> EXERCISE: Copy out every line in the entries below that includes "Szwoleżerów".

########

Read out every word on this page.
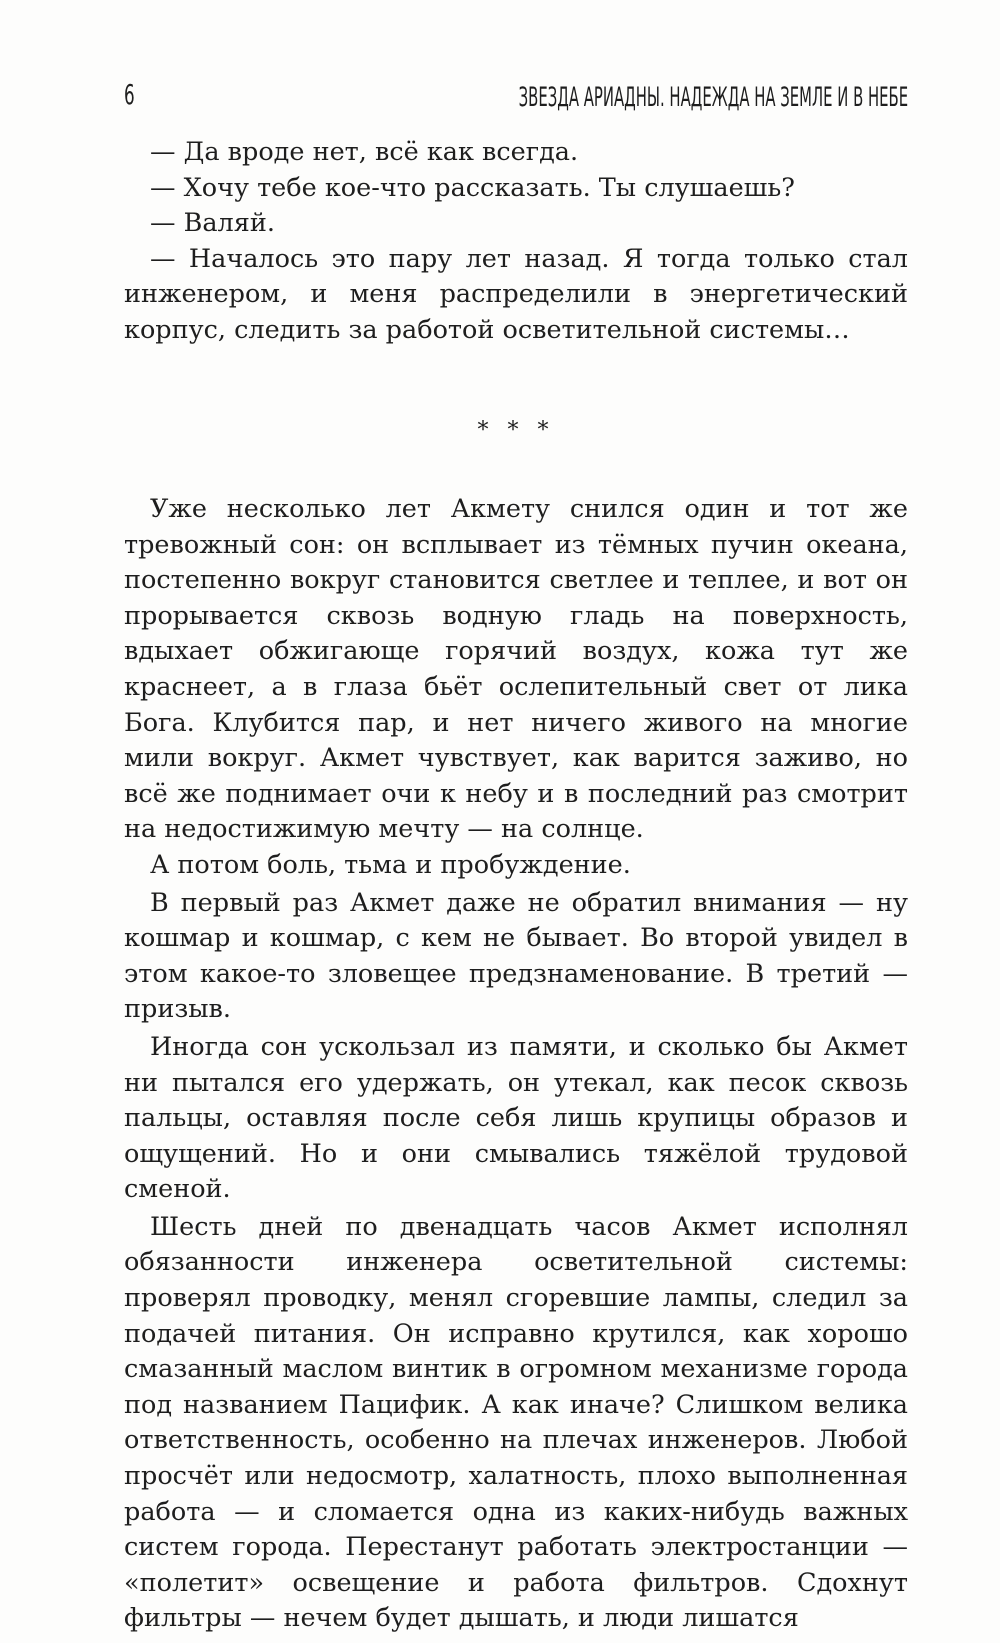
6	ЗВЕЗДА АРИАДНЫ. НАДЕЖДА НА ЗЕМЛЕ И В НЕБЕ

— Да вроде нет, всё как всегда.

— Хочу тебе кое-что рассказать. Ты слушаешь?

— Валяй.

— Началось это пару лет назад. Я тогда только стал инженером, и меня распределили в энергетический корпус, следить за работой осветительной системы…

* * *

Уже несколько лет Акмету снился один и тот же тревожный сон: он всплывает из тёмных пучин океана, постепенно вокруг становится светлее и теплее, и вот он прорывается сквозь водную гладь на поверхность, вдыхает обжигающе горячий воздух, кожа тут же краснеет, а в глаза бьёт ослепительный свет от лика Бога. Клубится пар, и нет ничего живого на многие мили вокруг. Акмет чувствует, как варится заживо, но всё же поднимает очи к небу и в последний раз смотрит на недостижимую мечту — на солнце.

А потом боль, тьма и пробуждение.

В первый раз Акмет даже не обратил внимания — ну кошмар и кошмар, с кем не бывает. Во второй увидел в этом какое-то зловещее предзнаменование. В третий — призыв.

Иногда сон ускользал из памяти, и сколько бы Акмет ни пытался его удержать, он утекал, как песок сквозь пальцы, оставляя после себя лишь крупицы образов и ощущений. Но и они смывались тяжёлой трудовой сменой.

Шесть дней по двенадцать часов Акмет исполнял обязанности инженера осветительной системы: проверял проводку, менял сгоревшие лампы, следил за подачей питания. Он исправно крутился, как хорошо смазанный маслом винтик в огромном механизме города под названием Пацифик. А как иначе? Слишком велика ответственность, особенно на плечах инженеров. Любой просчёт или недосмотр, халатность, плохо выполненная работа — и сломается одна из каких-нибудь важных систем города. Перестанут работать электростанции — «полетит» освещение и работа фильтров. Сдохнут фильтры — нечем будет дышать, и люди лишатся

########

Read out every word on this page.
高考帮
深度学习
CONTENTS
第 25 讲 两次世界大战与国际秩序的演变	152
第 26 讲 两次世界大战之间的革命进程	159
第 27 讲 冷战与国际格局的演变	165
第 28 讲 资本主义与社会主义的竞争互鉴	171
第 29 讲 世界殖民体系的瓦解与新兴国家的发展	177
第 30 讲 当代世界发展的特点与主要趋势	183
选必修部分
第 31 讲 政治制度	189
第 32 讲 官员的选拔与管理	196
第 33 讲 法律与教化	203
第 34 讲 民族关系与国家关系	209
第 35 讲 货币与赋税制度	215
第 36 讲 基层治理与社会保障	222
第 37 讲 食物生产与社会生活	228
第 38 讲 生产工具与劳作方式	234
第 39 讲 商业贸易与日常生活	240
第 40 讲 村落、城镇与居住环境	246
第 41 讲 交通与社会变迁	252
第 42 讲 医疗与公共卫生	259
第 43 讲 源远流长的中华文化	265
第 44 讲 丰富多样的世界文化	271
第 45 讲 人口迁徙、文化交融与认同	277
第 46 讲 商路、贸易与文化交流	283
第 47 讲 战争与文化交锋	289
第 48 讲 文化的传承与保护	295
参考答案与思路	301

########

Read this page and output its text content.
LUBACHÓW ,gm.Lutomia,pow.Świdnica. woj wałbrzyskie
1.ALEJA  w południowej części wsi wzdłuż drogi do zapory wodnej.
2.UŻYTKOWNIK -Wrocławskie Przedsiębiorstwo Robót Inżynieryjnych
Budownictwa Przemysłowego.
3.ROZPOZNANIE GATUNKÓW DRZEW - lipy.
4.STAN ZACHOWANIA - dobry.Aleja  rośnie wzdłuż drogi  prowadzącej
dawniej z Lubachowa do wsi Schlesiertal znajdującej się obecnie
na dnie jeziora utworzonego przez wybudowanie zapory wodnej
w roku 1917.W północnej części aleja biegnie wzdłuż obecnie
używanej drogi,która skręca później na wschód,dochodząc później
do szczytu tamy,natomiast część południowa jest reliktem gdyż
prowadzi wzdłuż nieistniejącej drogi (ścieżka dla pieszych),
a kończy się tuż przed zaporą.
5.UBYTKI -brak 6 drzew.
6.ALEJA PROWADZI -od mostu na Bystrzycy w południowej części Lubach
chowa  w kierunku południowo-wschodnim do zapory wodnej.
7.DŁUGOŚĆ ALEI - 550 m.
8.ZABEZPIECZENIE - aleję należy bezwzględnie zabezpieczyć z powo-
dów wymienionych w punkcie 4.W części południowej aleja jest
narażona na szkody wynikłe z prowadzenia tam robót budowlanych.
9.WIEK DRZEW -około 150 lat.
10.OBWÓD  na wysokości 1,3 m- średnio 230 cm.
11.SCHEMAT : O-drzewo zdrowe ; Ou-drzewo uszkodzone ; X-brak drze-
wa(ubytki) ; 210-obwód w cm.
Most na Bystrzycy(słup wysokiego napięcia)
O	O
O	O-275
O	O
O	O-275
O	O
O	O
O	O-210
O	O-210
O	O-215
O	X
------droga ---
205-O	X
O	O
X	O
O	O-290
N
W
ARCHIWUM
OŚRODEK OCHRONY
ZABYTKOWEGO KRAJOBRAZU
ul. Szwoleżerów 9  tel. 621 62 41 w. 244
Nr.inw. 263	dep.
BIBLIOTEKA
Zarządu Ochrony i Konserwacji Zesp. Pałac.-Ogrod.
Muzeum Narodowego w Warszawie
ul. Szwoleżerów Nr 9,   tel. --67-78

########

> FULL RESPONSE:
ul. Szwoleżerów 9  tel. 621 62 41 w. 244
ul. Szwoleżerów Nr 9,   tel. --67-78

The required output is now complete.